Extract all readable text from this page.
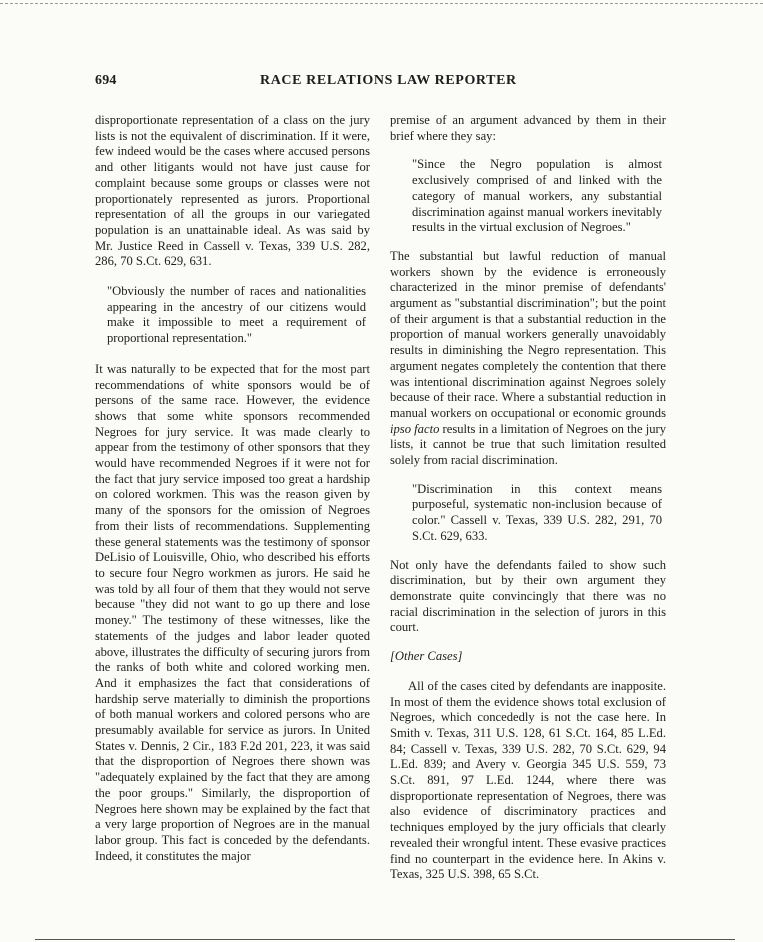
694	RACE RELATIONS LAW REPORTER

disproportionate representation of a class on the jury lists is not the equivalent of discrimination. If it were, few indeed would be the cases where accused persons and other litigants would not have just cause for complaint because some groups or classes were not proportionately represented as jurors. Proportional representation of all the groups in our variegated population is an unattainable ideal. As was said by Mr. Justice Reed in Cassell v. Texas, 339 U.S. 282, 286, 70 S.Ct. 629, 631.

"Obviously the number of races and nationalities appearing in the ancestry of our citizens would make it impossible to meet a requirement of proportional representation."

It was naturally to be expected that for the most part recommendations of white sponsors would be of persons of the same race. However, the evidence shows that some white sponsors recommended Negroes for jury service. It was made clearly to appear from the testimony of other sponsors that they would have recommended Negroes if it were not for the fact that jury service imposed too great a hardship on colored workmen. This was the reason given by many of the sponsors for the omission of Negroes from their lists of recommendations. Supplementing these general statements was the testimony of sponsor DeLisio of Louisville, Ohio, who described his efforts to secure four Negro workmen as jurors. He said he was told by all four of them that they would not serve because "they did not want to go up there and lose money." The testimony of these witnesses, like the statements of the judges and labor leader quoted above, illustrates the difficulty of securing jurors from the ranks of both white and colored working men. And it emphasizes the fact that considerations of hardship serve materially to diminish the proportions of both manual workers and colored persons who are presumably available for service as jurors. In United States v. Dennis, 2 Cir., 183 F.2d 201, 223, it was said that the disproportion of Negroes there shown was "adequately explained by the fact that they are among the poor groups." Similarly, the disproportion of Negroes here shown may be explained by the fact that a very large proportion of Negroes are in the manual labor group. This fact is conceded by the defendants. Indeed, it constitutes the major

premise of an argument advanced by them in their brief where they say:

"Since the Negro population is almost exclusively comprised of and linked with the category of manual workers, any substantial discrimination against manual workers inevitably results in the virtual exclusion of Negroes."

The substantial but lawful reduction of manual workers shown by the evidence is erroneously characterized in the minor premise of defendants' argument as "substantial discrimination"; but the point of their argument is that a substantial reduction in the proportion of manual workers generally unavoidably results in diminishing the Negro representation. This argument negates completely the contention that there was intentional discrimination against Negroes solely because of their race. Where a substantial reduction in manual workers on occupational or economic grounds ipso facto results in a limitation of Negroes on the jury lists, it cannot be true that such limitation resulted solely from racial discrimination.

"Discrimination in this context means purposeful, systematic non-inclusion because of color." Cassell v. Texas, 339 U.S. 282, 291, 70 S.Ct. 629, 633.

Not only have the defendants failed to show such discrimination, but by their own argument they demonstrate quite convincingly that there was no racial discrimination in the selection of jurors in this court.

[Other Cases]

All of the cases cited by defendants are inapposite. In most of them the evidence shows total exclusion of Negroes, which concededly is not the case here. In Smith v. Texas, 311 U.S. 128, 61 S.Ct. 164, 85 L.Ed. 84; Cassell v. Texas, 339 U.S. 282, 70 S.Ct. 629, 94 L.Ed. 839; and Avery v. Georgia 345 U.S. 559, 73 S.Ct. 891, 97 L.Ed. 1244, where there was disproportionate representation of Negroes, there was also evidence of discriminatory practices and techniques employed by the jury officials that clearly revealed their wrongful intent. These evasive practices find no counterpart in the evidence here. In Akins v. Texas, 325 U.S. 398, 65 S.Ct.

> [WHAT TO PRODUCE] Pictures stay out; reproduce every line of the records exactly.

> [SOLVED EXERCISE]
Extract all readable text from this page.
694	RACE RELATIONS LAW REPORTER

disproportionate representation of a class on the jury lists is not the equivalent of discrimination. If it were, few indeed would be the cases where accused persons and other litigants would not have just cause for complaint because some groups or classes were not proportionately represented as jurors. Proportional representation of all the groups in our variegated population is an unattainable ideal. As was said by Mr. Justice Reed in Cassell v. Texas, 339 U.S. 282, 286, 70 S.Ct. 629, 631.

"Obviously the number of races and nationalities appearing in the ancestry of our citizens would make it impossible to meet a requirement of proportional representation."

It was naturally to be expected that for the most part recommendations of white sponsors would be of persons of the same race. However, the evidence shows that some white sponsors recommended Negroes for jury service. It was made clearly to appear from the testimony of other sponsors that they would have recommended Negroes if it were not for the fact that jury service imposed too great a hardship on colored workmen. This was the reason given by many of the sponsors for the omission of Negroes from their lists of recommendations. Supplementing these general statements was the testimony of sponsor DeLisio of Louisville, Ohio, who described his efforts to secure four Negro workmen as jurors. He said he was told by all four of them that they would not serve because "they did not want to go up there and lose money." The testimony of these witnesses, like the statements of the judges and labor leader quoted above, illustrates the difficulty of securing jurors from the ranks of both white and colored working men. And it emphasizes the fact that considerations of hardship serve materially to diminish the proportions of both manual workers and colored persons who are presumably available for service as jurors. In United States v. Dennis, 2 Cir., 183 F.2d 201, 223, it was said that the disproportion of Negroes there shown was "adequately explained by the fact that they are among the poor groups." Similarly, the disproportion of Negroes here shown may be explained by the fact that a very large proportion of Negroes are in the manual labor group. This fact is conceded by the defendants. Indeed, it constitutes the major

premise of an argument advanced by them in their brief where they say:

"Since the Negro population is almost exclusively comprised of and linked with the category of manual workers, any substantial discrimination against manual workers inevitably results in the virtual exclusion of Negroes."

The substantial but lawful reduction of manual workers shown by the evidence is erroneously characterized in the minor premise of defendants' argument as "substantial discrimination"; but the point of their argument is that a substantial reduction in the proportion of manual workers generally unavoidably results in diminishing the Negro representation. This argument negates completely the contention that there was intentional discrimination against Negroes solely because of their race. Where a substantial reduction in manual workers on occupational or economic grounds ipso facto results in a limitation of Negroes on the jury lists, it cannot be true that such limitation resulted solely from racial discrimination.

"Discrimination in this context means purposeful, systematic non-inclusion because of color." Cassell v. Texas, 339 U.S. 282, 291, 70 S.Ct. 629, 633.

Not only have the defendants failed to show such discrimination, but by their own argument they demonstrate quite convincingly that there was no racial discrimination in the selection of jurors in this court.

[Other Cases]

All of the cases cited by defendants are inapposite. In most of them the evidence shows total exclusion of Negroes, which concededly is not the case here. In Smith v. Texas, 311 U.S. 128, 61 S.Ct. 164, 85 L.Ed. 84; Cassell v. Texas, 339 U.S. 282, 70 S.Ct. 629, 94 L.Ed. 839; and Avery v. Georgia 345 U.S. 559, 73 S.Ct. 891, 97 L.Ed. 1244, where there was disproportionate representation of Negroes, there was also evidence of discriminatory practices and techniques employed by the jury officials that clearly revealed their wrongful intent. These evasive practices find no counterpart in the evidence here. In Akins v. Texas, 325 U.S. 398, 65 S.Ct.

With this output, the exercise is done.